■ Data records:
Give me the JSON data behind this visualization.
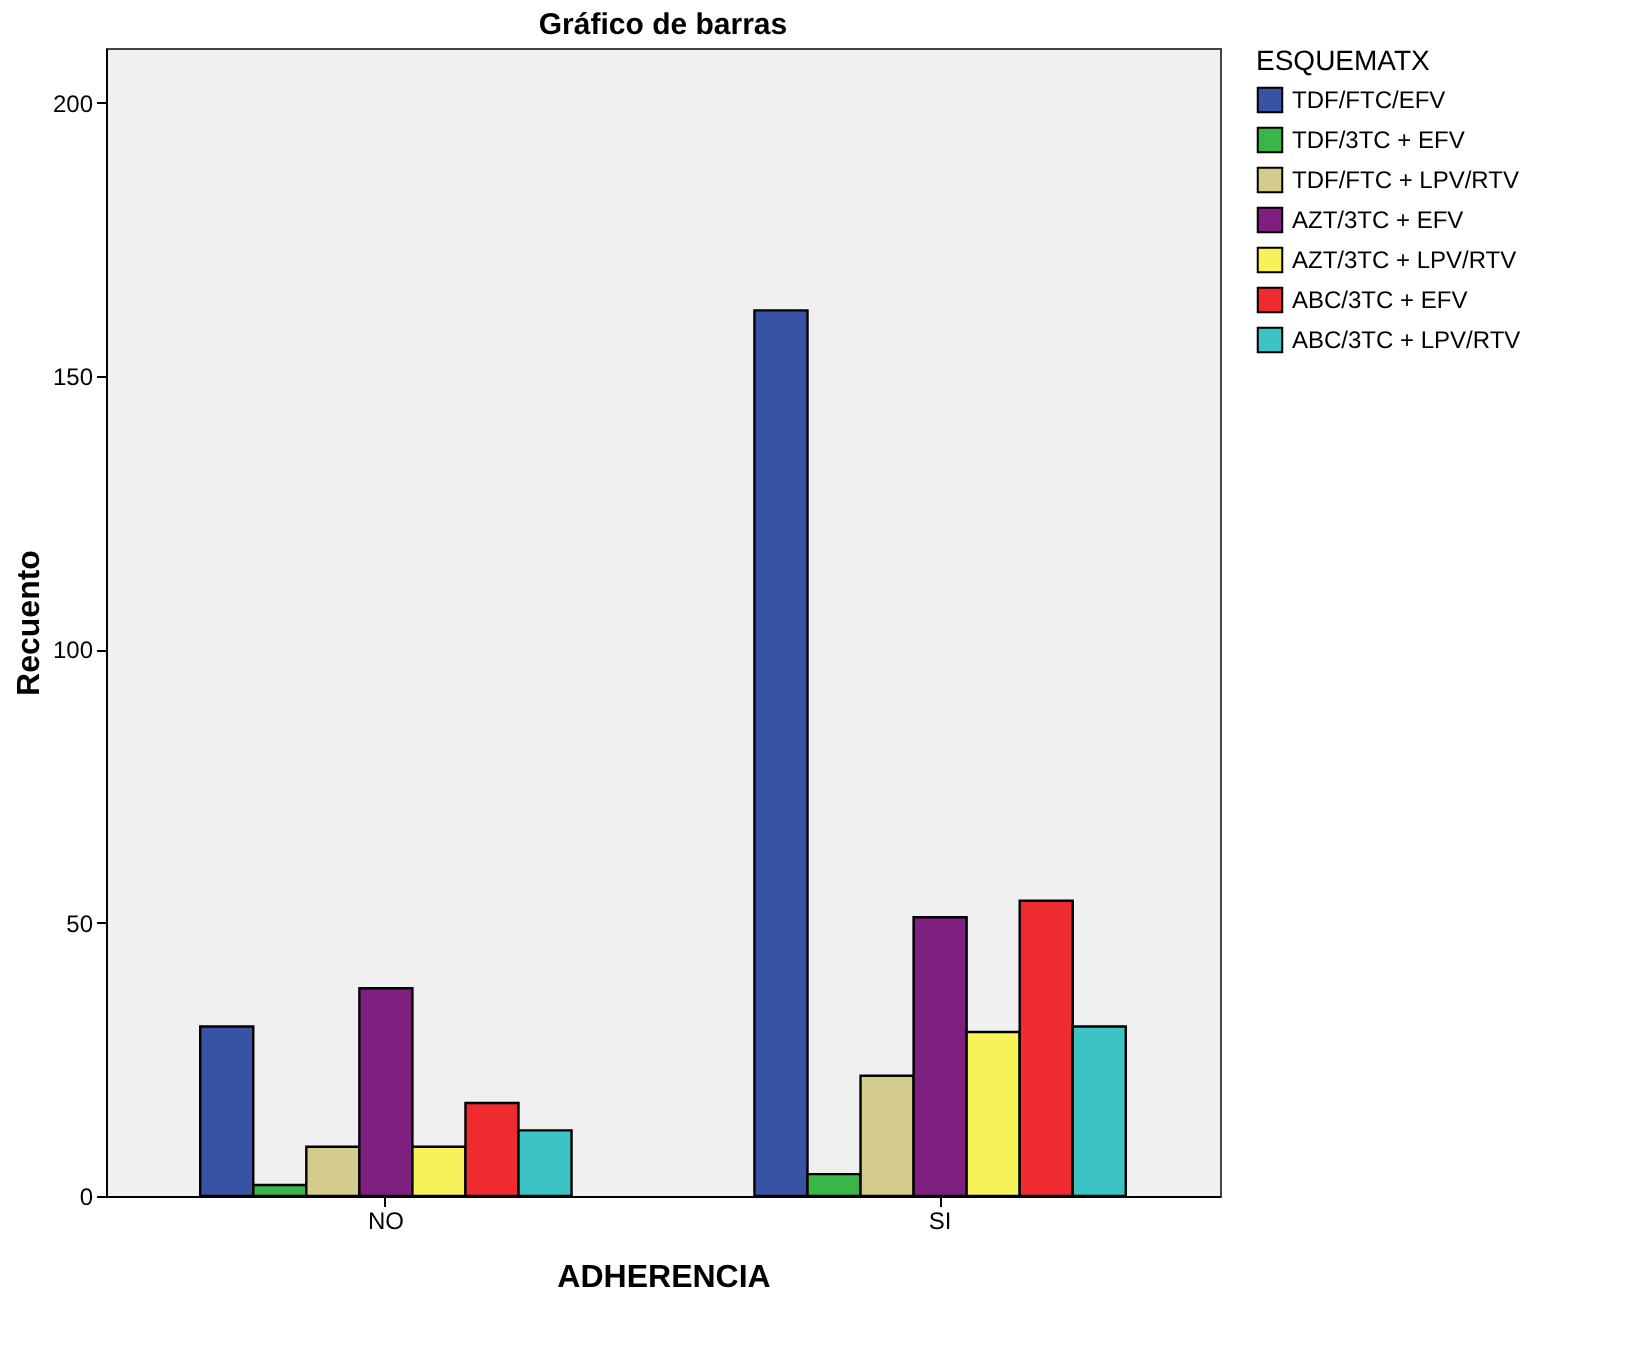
{
  "chart_data": {
    "type": "bar",
    "title": "Gráfico de barras",
    "xlabel": "ADHERENCIA",
    "ylabel": "Recuento",
    "legend_title": "ESQUEMATX",
    "categories": [
      "NO",
      "SI"
    ],
    "series": [
      {
        "name": "TDF/FTC/EFV",
        "color": "#3953a4",
        "values": [
          31,
          162
        ]
      },
      {
        "name": "TDF/3TC + EFV",
        "color": "#3ab54a",
        "values": [
          2,
          4
        ]
      },
      {
        "name": "TDF/FTC + LPV/RTV",
        "color": "#d4cc8c",
        "values": [
          9,
          22
        ]
      },
      {
        "name": "AZT/3TC + EFV",
        "color": "#7f1f7f",
        "values": [
          38,
          51
        ]
      },
      {
        "name": "AZT/3TC + LPV/RTV",
        "color": "#f8f25a",
        "values": [
          9,
          30
        ]
      },
      {
        "name": "ABC/3TC + EFV",
        "color": "#ee2b2f",
        "values": [
          17,
          54
        ]
      },
      {
        "name": "ABC/3TC + LPV/RTV",
        "color": "#3cc3c3",
        "values": [
          12,
          31
        ]
      }
    ],
    "ylim": [
      0,
      210
    ],
    "yticks": [
      0,
      50,
      100,
      150,
      200
    ],
    "grid": false,
    "legend": "top right"
  }
}
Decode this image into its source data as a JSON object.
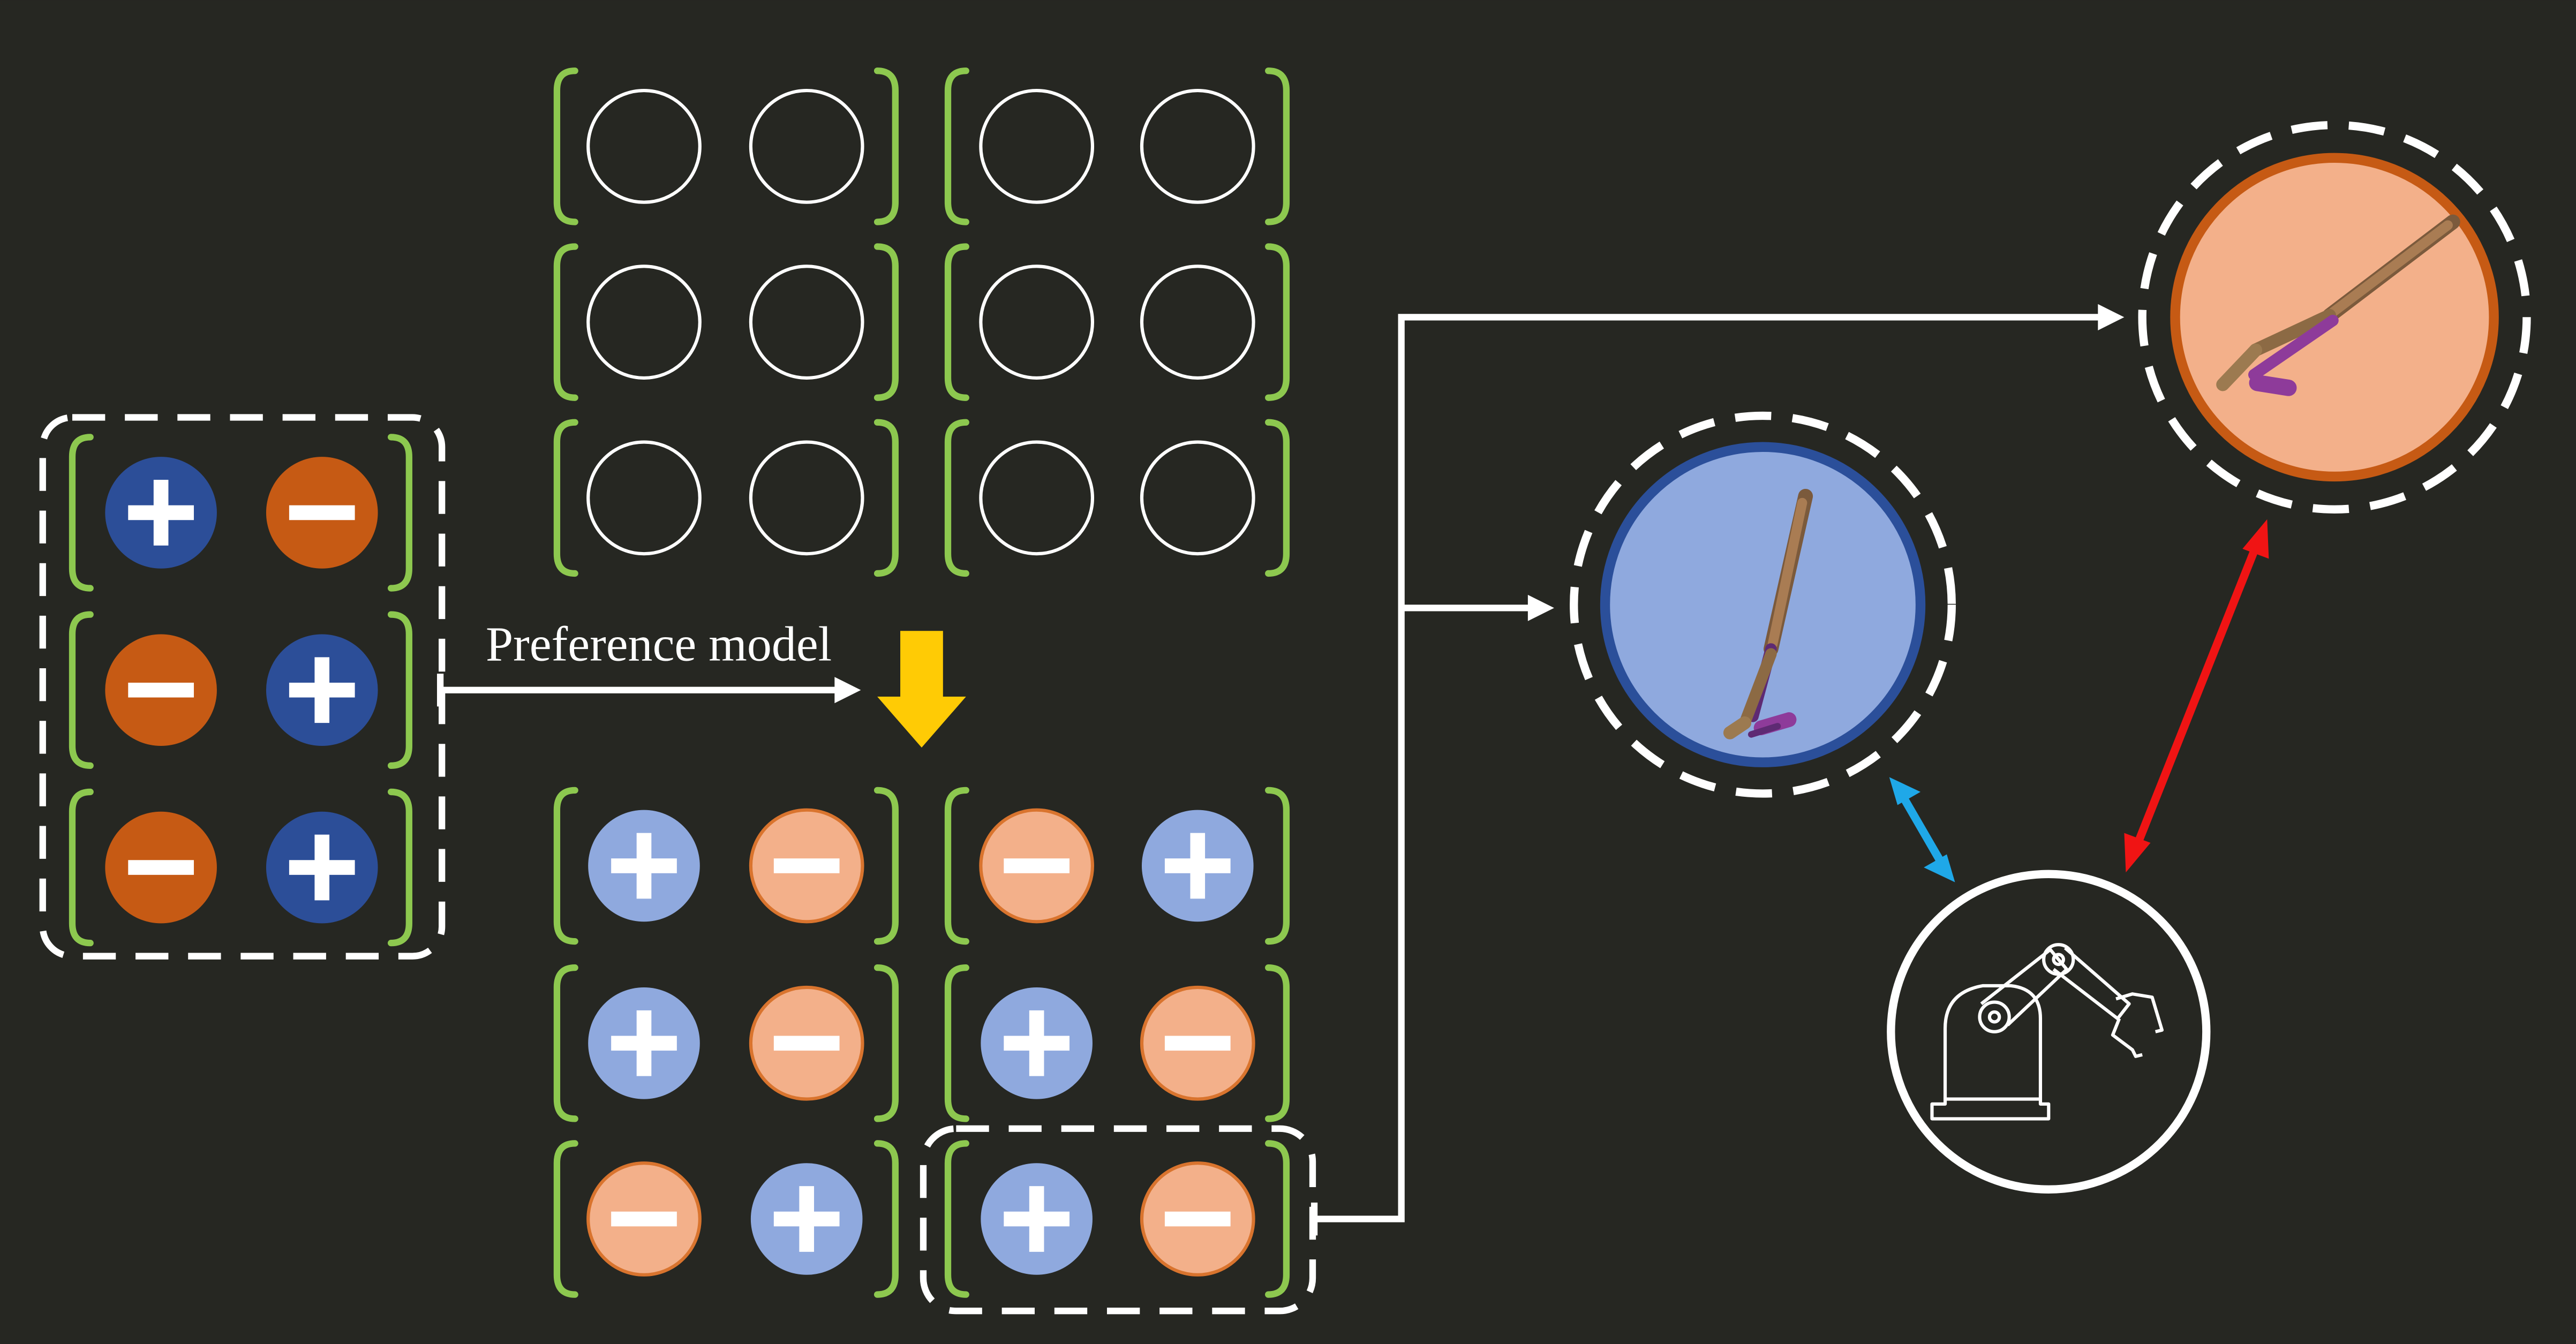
{
  "diagram": {
    "label": "Preference model",
    "colors": {
      "background": "#262722",
      "bracket": "#8DC84F",
      "plus_dark": "#2C4E98",
      "minus_dark": "#C65A14",
      "plus_light": "#8FA9DE",
      "minus_light": "#F3B08A",
      "minus_light_stroke": "#D9742E",
      "yellow_arrow": "#FFCB05",
      "cyan_arrow": "#1FA8E8",
      "red_arrow": "#F01414",
      "blue_node_stroke": "#2B4F9A",
      "orange_node_stroke": "#C65A14",
      "white": "#FFFFFF"
    },
    "icons": {
      "plus": "plus-icon",
      "minus": "minus-icon",
      "robot": "robot-arm-icon",
      "walker": "walker-pose-icon"
    },
    "input_pairs": [
      [
        "plus",
        "minus"
      ],
      [
        "minus",
        "plus"
      ],
      [
        "minus",
        "plus"
      ]
    ],
    "empty_pairs_rows": 3,
    "output_pairs": [
      [
        [
          "plus",
          "minus"
        ],
        [
          "minus",
          "plus"
        ]
      ],
      [
        [
          "plus",
          "minus"
        ],
        [
          "plus",
          "minus"
        ]
      ],
      [
        [
          "minus",
          "plus"
        ],
        [
          "plus",
          "minus"
        ]
      ]
    ]
  }
}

■ Written task: Copy out all the records exactly, excluding pictures.

■ Task answer:
Give me the JSON data behind this visualization.
{
  "chart_data": {
    "type": "bar",
    "title": "Gráfico de barras",
    "xlabel": "ADHERENCIA",
    "ylabel": "Recuento",
    "legend_title": "ESQUEMATX",
    "categories": [
      "NO",
      "SI"
    ],
    "series": [
      {
        "name": "TDF/FTC/EFV",
        "color": "#3953a4",
        "values": [
          31,
          162
        ]
      },
      {
        "name": "TDF/3TC + EFV",
        "color": "#3ab54a",
        "values": [
          2,
          4
        ]
      },
      {
        "name": "TDF/FTC + LPV/RTV",
        "color": "#d4cc8c",
        "values": [
          9,
          22
        ]
      },
      {
        "name": "AZT/3TC + EFV",
        "color": "#7f1f7f",
        "values": [
          38,
          51
        ]
      },
      {
        "name": "AZT/3TC + LPV/RTV",
        "color": "#f8f25a",
        "values": [
          9,
          30
        ]
      },
      {
        "name": "ABC/3TC + EFV",
        "color": "#ee2b2f",
        "values": [
          17,
          54
        ]
      },
      {
        "name": "ABC/3TC + LPV/RTV",
        "color": "#3cc3c3",
        "values": [
          12,
          31
        ]
      }
    ],
    "ylim": [
      0,
      210
    ],
    "yticks": [
      0,
      50,
      100,
      150,
      200
    ],
    "grid": false,
    "legend": "top right"
  }
}
Decode this image into its source data as a JSON object.
{
  "diagram": {
    "label": "Preference model",
    "colors": {
      "background": "#262722",
      "bracket": "#8DC84F",
      "plus_dark": "#2C4E98",
      "minus_dark": "#C65A14",
      "plus_light": "#8FA9DE",
      "minus_light": "#F3B08A",
      "minus_light_stroke": "#D9742E",
      "yellow_arrow": "#FFCB05",
      "cyan_arrow": "#1FA8E8",
      "red_arrow": "#F01414",
      "blue_node_stroke": "#2B4F9A",
      "orange_node_stroke": "#C65A14",
      "white": "#FFFFFF"
    },
    "icons": {
      "plus": "plus-icon",
      "minus": "minus-icon",
      "robot": "robot-arm-icon",
      "walker": "walker-pose-icon"
    },
    "input_pairs": [
      [
        "plus",
        "minus"
      ],
      [
        "minus",
        "plus"
      ],
      [
        "minus",
        "plus"
      ]
    ],
    "empty_pairs_rows": 3,
    "output_pairs": [
      [
        [
          "plus",
          "minus"
        ],
        [
          "minus",
          "plus"
        ]
      ],
      [
        [
          "plus",
          "minus"
        ],
        [
          "plus",
          "minus"
        ]
      ],
      [
        [
          "minus",
          "plus"
        ],
        [
          "plus",
          "minus"
        ]
      ]
    ]
  }
}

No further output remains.